THE TASK
Gather from the material every line that contains the string "avatar".

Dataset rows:
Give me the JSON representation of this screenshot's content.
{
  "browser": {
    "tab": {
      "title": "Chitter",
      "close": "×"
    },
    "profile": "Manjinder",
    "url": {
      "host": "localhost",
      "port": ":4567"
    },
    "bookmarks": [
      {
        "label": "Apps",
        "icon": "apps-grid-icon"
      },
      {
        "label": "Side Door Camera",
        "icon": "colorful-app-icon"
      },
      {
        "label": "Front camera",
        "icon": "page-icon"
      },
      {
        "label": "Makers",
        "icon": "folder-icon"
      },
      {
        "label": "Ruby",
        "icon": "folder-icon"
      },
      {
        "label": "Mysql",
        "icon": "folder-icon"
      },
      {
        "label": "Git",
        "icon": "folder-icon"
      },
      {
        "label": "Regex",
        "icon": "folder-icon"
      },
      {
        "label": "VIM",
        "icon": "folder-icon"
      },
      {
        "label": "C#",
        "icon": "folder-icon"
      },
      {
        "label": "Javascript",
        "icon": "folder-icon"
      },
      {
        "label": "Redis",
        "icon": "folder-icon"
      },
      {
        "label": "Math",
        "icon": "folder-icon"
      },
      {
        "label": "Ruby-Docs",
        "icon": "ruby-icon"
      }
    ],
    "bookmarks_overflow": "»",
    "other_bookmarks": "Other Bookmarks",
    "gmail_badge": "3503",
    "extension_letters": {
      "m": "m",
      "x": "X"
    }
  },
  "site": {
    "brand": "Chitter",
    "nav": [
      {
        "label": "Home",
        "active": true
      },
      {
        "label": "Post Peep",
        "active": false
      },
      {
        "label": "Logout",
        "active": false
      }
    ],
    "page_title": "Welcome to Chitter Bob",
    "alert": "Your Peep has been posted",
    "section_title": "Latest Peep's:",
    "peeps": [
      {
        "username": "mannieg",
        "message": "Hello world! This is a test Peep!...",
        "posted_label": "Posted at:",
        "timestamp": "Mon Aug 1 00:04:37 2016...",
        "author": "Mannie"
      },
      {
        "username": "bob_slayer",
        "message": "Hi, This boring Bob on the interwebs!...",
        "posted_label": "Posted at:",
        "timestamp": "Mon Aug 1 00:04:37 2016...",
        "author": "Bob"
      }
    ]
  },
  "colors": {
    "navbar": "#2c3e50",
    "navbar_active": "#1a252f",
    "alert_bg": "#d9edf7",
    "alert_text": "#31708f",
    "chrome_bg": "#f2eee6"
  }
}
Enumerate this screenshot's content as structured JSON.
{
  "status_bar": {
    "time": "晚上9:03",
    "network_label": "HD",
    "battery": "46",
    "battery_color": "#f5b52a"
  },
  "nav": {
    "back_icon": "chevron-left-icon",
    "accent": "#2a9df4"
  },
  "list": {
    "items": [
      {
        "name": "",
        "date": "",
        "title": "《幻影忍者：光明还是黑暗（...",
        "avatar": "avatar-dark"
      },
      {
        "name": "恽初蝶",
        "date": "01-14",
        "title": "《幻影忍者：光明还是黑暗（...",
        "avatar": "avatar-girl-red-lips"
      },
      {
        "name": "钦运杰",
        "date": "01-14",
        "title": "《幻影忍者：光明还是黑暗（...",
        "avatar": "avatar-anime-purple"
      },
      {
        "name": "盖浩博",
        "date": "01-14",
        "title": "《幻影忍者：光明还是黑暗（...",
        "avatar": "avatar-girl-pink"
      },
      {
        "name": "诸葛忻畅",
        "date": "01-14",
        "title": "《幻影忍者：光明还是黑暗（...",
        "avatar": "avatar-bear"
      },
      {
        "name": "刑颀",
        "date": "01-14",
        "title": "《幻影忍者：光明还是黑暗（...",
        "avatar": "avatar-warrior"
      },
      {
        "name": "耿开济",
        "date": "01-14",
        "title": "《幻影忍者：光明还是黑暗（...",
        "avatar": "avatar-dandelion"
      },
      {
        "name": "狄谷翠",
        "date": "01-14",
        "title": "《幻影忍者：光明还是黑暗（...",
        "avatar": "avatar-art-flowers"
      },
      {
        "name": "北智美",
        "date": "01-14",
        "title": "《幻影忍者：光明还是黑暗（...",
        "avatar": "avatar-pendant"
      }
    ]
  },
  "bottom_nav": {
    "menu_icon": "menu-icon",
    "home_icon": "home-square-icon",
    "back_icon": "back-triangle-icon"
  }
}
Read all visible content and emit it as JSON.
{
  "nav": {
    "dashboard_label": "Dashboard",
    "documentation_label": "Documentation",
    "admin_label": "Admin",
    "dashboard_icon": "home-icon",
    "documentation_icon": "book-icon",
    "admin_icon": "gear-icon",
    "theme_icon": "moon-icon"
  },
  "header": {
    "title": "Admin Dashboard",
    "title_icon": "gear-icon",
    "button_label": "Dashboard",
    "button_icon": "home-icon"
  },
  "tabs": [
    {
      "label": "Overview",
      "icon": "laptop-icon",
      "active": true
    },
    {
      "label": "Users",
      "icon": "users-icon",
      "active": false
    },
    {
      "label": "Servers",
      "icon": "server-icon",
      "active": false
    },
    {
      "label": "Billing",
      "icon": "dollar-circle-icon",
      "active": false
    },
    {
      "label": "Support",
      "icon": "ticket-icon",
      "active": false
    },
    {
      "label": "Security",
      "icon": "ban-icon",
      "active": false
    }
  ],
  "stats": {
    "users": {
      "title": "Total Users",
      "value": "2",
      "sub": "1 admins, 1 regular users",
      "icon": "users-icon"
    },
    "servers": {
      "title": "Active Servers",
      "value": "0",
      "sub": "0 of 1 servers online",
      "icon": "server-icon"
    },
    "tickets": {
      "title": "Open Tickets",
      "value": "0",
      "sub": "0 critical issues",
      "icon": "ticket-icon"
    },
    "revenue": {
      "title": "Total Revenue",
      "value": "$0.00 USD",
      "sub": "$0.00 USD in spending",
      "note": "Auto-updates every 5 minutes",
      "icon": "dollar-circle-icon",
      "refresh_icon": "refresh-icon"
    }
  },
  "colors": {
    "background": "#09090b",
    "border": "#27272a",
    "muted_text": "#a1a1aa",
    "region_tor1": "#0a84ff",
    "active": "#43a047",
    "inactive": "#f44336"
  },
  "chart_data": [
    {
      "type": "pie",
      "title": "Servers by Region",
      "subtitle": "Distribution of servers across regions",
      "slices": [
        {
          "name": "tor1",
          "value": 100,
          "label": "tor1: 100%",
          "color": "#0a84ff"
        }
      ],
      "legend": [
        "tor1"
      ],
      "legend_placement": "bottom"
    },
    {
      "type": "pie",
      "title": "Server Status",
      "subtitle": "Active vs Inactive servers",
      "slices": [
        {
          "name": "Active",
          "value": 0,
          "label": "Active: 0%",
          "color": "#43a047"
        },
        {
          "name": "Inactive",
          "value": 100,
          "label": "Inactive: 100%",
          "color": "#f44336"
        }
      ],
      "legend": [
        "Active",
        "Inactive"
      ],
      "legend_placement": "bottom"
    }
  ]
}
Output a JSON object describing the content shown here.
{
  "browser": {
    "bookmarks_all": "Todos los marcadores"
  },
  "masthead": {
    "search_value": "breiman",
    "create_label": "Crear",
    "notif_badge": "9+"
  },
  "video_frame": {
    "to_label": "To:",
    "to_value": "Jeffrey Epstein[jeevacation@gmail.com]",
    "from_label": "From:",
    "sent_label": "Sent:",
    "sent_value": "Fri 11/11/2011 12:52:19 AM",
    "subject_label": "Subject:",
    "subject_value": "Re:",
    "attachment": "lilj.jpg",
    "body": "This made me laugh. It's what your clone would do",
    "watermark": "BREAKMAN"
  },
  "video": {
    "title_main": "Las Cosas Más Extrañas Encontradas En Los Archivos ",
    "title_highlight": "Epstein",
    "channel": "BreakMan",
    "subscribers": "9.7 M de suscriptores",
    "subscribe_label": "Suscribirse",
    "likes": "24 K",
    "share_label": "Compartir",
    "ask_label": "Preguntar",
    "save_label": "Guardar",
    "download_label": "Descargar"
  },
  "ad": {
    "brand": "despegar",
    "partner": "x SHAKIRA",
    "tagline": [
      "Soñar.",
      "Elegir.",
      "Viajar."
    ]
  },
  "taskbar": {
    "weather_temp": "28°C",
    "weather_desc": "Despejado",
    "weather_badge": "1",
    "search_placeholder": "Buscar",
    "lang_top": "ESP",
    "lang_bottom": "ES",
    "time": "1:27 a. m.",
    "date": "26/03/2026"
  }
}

TASK RESPONSE
        "avatar": "avatar-dark"
        "avatar": "avatar-girl-red-lips"
        "avatar": "avatar-anime-purple"
        "avatar": "avatar-girl-pink"
        "avatar": "avatar-bear"
        "avatar": "avatar-warrior"
        "avatar": "avatar-dandelion"
        "avatar": "avatar-art-flowers"
        "avatar": "avatar-pendant"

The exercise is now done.